[Records from a collection]
###

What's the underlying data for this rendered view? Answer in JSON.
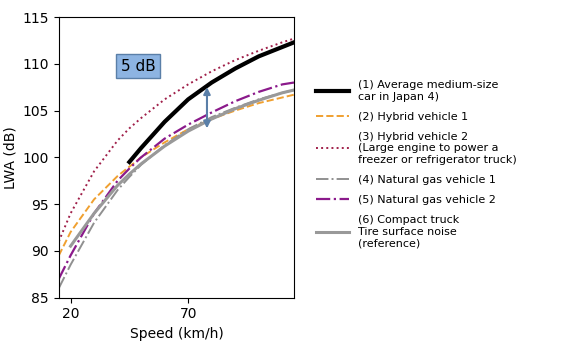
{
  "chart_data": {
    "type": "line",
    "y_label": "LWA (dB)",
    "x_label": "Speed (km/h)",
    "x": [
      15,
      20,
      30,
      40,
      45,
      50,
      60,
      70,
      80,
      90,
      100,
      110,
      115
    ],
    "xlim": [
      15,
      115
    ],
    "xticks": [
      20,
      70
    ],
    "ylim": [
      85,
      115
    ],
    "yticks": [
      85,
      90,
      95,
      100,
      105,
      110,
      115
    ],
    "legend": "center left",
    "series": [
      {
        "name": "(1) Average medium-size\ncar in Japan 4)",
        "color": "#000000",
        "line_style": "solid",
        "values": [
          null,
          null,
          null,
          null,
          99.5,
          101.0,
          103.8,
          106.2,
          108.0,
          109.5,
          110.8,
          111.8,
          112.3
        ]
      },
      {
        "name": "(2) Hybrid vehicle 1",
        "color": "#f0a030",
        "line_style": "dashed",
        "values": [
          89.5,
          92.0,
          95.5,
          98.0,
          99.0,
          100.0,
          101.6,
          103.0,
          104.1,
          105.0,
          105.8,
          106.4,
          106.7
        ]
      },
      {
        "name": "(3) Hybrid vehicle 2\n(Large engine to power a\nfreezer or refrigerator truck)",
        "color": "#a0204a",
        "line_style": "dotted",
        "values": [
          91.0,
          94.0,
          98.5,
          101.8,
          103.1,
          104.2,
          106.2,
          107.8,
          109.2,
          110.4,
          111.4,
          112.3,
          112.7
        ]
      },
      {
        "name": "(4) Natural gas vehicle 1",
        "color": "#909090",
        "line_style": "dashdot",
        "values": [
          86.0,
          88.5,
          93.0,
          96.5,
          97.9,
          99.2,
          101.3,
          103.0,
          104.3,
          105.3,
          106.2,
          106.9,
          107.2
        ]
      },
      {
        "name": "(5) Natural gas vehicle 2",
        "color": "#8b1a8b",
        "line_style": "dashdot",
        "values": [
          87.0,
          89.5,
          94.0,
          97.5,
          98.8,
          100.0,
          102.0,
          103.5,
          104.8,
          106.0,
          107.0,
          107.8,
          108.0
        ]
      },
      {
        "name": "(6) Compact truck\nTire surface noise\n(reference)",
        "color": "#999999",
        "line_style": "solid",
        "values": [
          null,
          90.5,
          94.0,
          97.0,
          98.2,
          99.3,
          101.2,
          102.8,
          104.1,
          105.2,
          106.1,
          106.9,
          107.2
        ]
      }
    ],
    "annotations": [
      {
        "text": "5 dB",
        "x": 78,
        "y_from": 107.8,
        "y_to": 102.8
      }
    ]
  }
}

###

■ **Exercise prompt**:
Look through the data above. Copy every line with the string "Hybrid" in it.

■ **Answer below**:
        "name": "(2) Hybrid vehicle 1",
        "name": "(3) Hybrid vehicle 2\n(Large engine to power a\nfreezer or refrigerator truck)",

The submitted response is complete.